Repeat the entries that follow verbatim, without any of their pictures.

★ ★ ★ ★

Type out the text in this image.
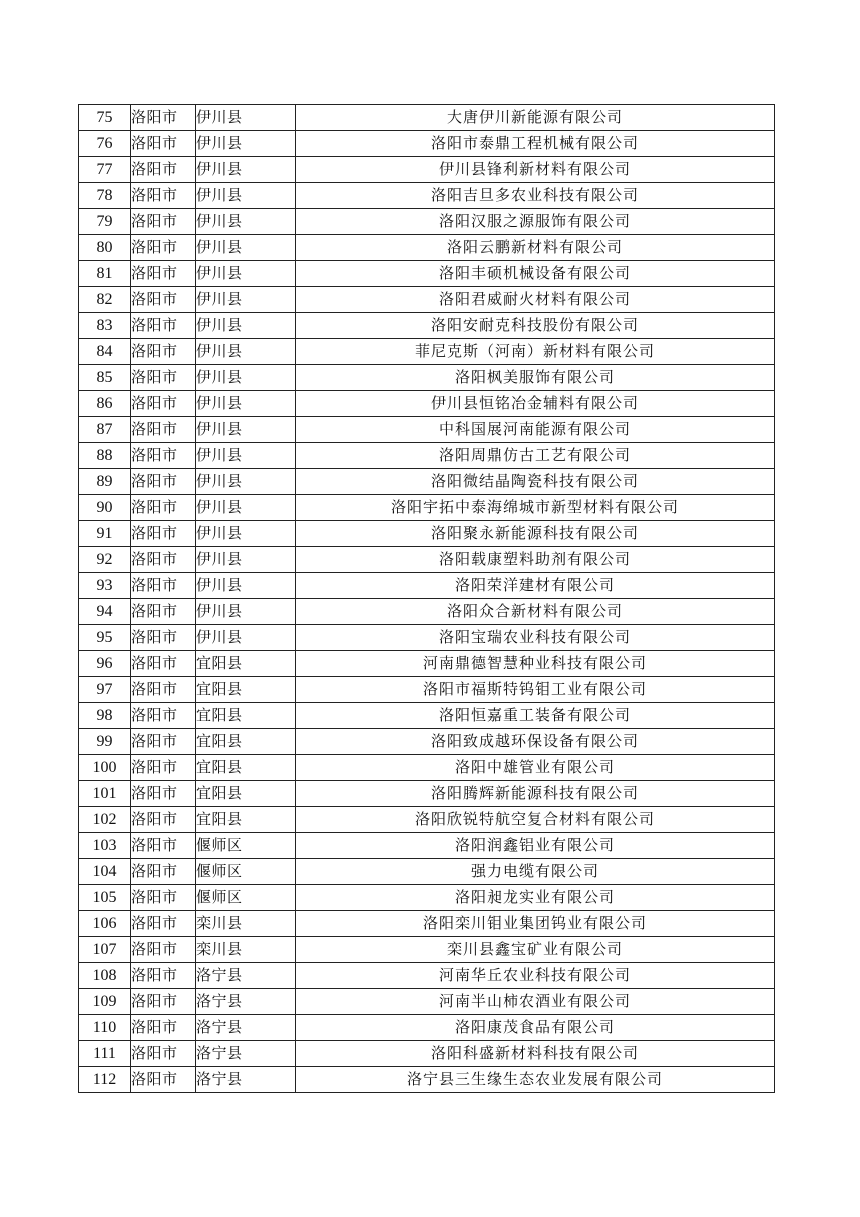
75	洛阳市	伊川县	大唐伊川新能源有限公司
76	洛阳市	伊川县	洛阳市泰鼎工程机械有限公司
77	洛阳市	伊川县	伊川县锋利新材料有限公司
78	洛阳市	伊川县	洛阳吉旦多农业科技有限公司
79	洛阳市	伊川县	洛阳汉服之源服饰有限公司
80	洛阳市	伊川县	洛阳云鹏新材料有限公司
81	洛阳市	伊川县	洛阳丰硕机械设备有限公司
82	洛阳市	伊川县	洛阳君威耐火材料有限公司
83	洛阳市	伊川县	洛阳安耐克科技股份有限公司
84	洛阳市	伊川县	菲尼克斯（河南）新材料有限公司
85	洛阳市	伊川县	洛阳枫美服饰有限公司
86	洛阳市	伊川县	伊川县恒铭冶金辅料有限公司
87	洛阳市	伊川县	中科国展河南能源有限公司
88	洛阳市	伊川县	洛阳周鼎仿古工艺有限公司
89	洛阳市	伊川县	洛阳微结晶陶瓷科技有限公司
90	洛阳市	伊川县	洛阳宇拓中泰海绵城市新型材料有限公司
91	洛阳市	伊川县	洛阳聚永新能源科技有限公司
92	洛阳市	伊川县	洛阳载康塑料助剂有限公司
93	洛阳市	伊川县	洛阳荣洋建材有限公司
94	洛阳市	伊川县	洛阳众合新材料有限公司
95	洛阳市	伊川县	洛阳宝瑞农业科技有限公司
96	洛阳市	宜阳县	河南鼎德智慧种业科技有限公司
97	洛阳市	宜阳县	洛阳市福斯特钨钼工业有限公司
98	洛阳市	宜阳县	洛阳恒嘉重工装备有限公司
99	洛阳市	宜阳县	洛阳致成越环保设备有限公司
100	洛阳市	宜阳县	洛阳中雄管业有限公司
101	洛阳市	宜阳县	洛阳腾辉新能源科技有限公司
102	洛阳市	宜阳县	洛阳欣锐特航空复合材料有限公司
103	洛阳市	偃师区	洛阳润鑫铝业有限公司
104	洛阳市	偃师区	强力电缆有限公司
105	洛阳市	偃师区	洛阳昶龙实业有限公司
106	洛阳市	栾川县	洛阳栾川钼业集团钨业有限公司
107	洛阳市	栾川县	栾川县鑫宝矿业有限公司
108	洛阳市	洛宁县	河南华丘农业科技有限公司
109	洛阳市	洛宁县	河南半山柿农酒业有限公司
110	洛阳市	洛宁县	洛阳康茂食品有限公司
111	洛阳市	洛宁县	洛阳科盛新材料科技有限公司
112	洛阳市	洛宁县	洛宁县三生缘生态农业发展有限公司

★ ★ ★ ★

* Response to this task
Type out the text in this image.
75	洛阳市	伊川县	大唐伊川新能源有限公司
76	洛阳市	伊川县	洛阳市泰鼎工程机械有限公司
77	洛阳市	伊川县	伊川县锋利新材料有限公司
78	洛阳市	伊川县	洛阳吉旦多农业科技有限公司
79	洛阳市	伊川县	洛阳汉服之源服饰有限公司
80	洛阳市	伊川县	洛阳云鹏新材料有限公司
81	洛阳市	伊川县	洛阳丰硕机械设备有限公司
82	洛阳市	伊川县	洛阳君威耐火材料有限公司
83	洛阳市	伊川县	洛阳安耐克科技股份有限公司
84	洛阳市	伊川县	菲尼克斯（河南）新材料有限公司
85	洛阳市	伊川县	洛阳枫美服饰有限公司
86	洛阳市	伊川县	伊川县恒铭冶金辅料有限公司
87	洛阳市	伊川县	中科国展河南能源有限公司
88	洛阳市	伊川县	洛阳周鼎仿古工艺有限公司
89	洛阳市	伊川县	洛阳微结晶陶瓷科技有限公司
90	洛阳市	伊川县	洛阳宇拓中泰海绵城市新型材料有限公司
91	洛阳市	伊川县	洛阳聚永新能源科技有限公司
92	洛阳市	伊川县	洛阳载康塑料助剂有限公司
93	洛阳市	伊川县	洛阳荣洋建材有限公司
94	洛阳市	伊川县	洛阳众合新材料有限公司
95	洛阳市	伊川县	洛阳宝瑞农业科技有限公司
96	洛阳市	宜阳县	河南鼎德智慧种业科技有限公司
97	洛阳市	宜阳县	洛阳市福斯特钨钼工业有限公司
98	洛阳市	宜阳县	洛阳恒嘉重工装备有限公司
99	洛阳市	宜阳县	洛阳致成越环保设备有限公司
100	洛阳市	宜阳县	洛阳中雄管业有限公司
101	洛阳市	宜阳县	洛阳腾辉新能源科技有限公司
102	洛阳市	宜阳县	洛阳欣锐特航空复合材料有限公司
103	洛阳市	偃师区	洛阳润鑫铝业有限公司
104	洛阳市	偃师区	强力电缆有限公司
105	洛阳市	偃师区	洛阳昶龙实业有限公司
106	洛阳市	栾川县	洛阳栾川钼业集团钨业有限公司
107	洛阳市	栾川县	栾川县鑫宝矿业有限公司
108	洛阳市	洛宁县	河南华丘农业科技有限公司
109	洛阳市	洛宁县	河南半山柿农酒业有限公司
110	洛阳市	洛宁县	洛阳康茂食品有限公司
111	洛阳市	洛宁县	洛阳科盛新材料科技有限公司
112	洛阳市	洛宁县	洛宁县三生缘生态农业发展有限公司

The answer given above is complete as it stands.